WRITTEN EXERCISE: Provide an exact copy of the data, excluding the images.

SUPPLIED RECORDS:
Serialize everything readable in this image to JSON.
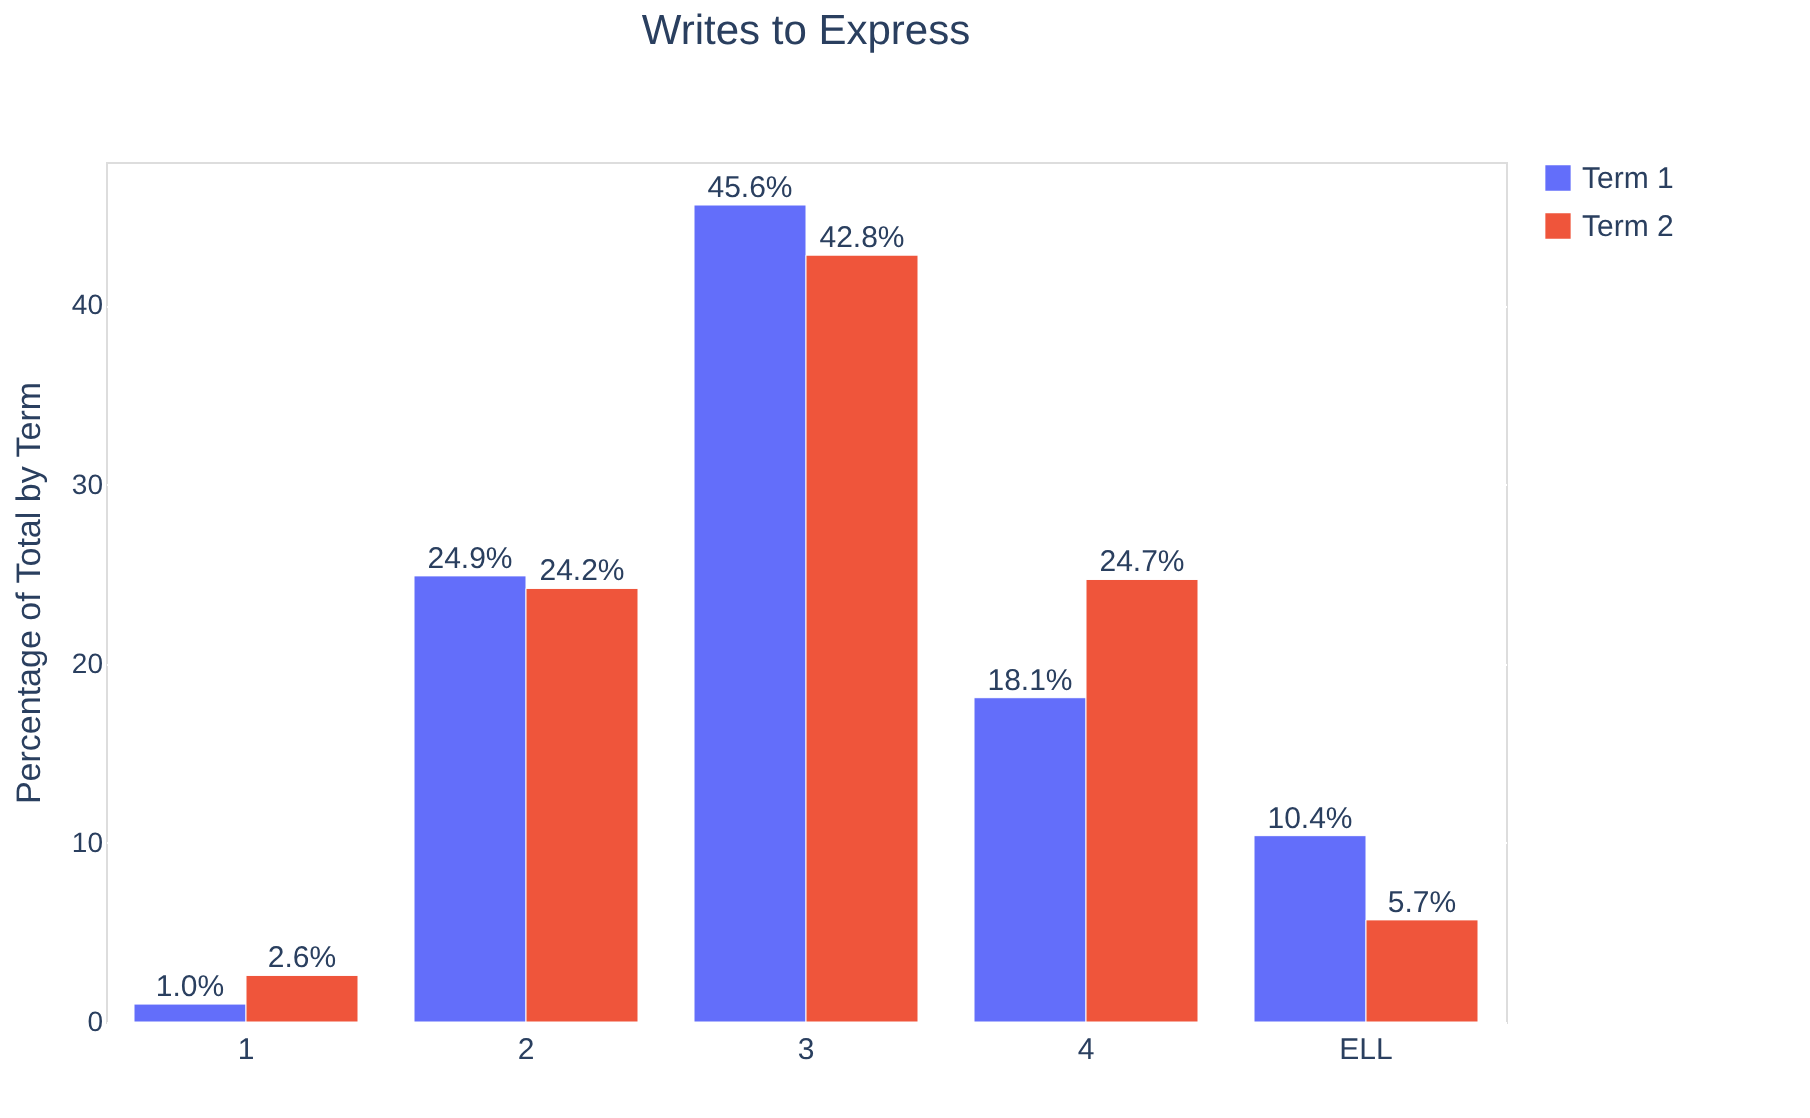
{
  "chart_data": {
    "type": "bar",
    "title": "Writes to Express",
    "ylabel": "Percentage of Total by Term",
    "categories": [
      "1",
      "2",
      "3",
      "4",
      "ELL"
    ],
    "series": [
      {
        "name": "Term 1",
        "color": "#636efa",
        "values": [
          1.0,
          24.9,
          45.6,
          18.1,
          10.4
        ],
        "value_labels": [
          "1.0%",
          "24.9%",
          "45.6%",
          "18.1%",
          "10.4%"
        ]
      },
      {
        "name": "Term 2",
        "color": "#ef553b",
        "values": [
          2.6,
          24.2,
          42.8,
          24.7,
          5.7
        ],
        "value_labels": [
          "2.6%",
          "24.2%",
          "42.8%",
          "24.7%",
          "5.7%"
        ]
      }
    ],
    "ylim": [
      0,
      48
    ],
    "yticks": [
      0,
      10,
      20,
      30,
      40
    ],
    "grid": "y",
    "legend": "top right"
  }
}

ANSWER:
Serialize everything readable in this image to JSON.
{
  "chart_data": {
    "type": "bar",
    "title": "Writes to Express",
    "ylabel": "Percentage of Total by Term",
    "categories": [
      "1",
      "2",
      "3",
      "4",
      "ELL"
    ],
    "series": [
      {
        "name": "Term 1",
        "color": "#636efa",
        "values": [
          1.0,
          24.9,
          45.6,
          18.1,
          10.4
        ],
        "value_labels": [
          "1.0%",
          "24.9%",
          "45.6%",
          "18.1%",
          "10.4%"
        ]
      },
      {
        "name": "Term 2",
        "color": "#ef553b",
        "values": [
          2.6,
          24.2,
          42.8,
          24.7,
          5.7
        ],
        "value_labels": [
          "2.6%",
          "24.2%",
          "42.8%",
          "24.7%",
          "5.7%"
        ]
      }
    ],
    "ylim": [
      0,
      48
    ],
    "yticks": [
      0,
      10,
      20,
      30,
      40
    ],
    "grid": "y",
    "legend": "top right"
  }
}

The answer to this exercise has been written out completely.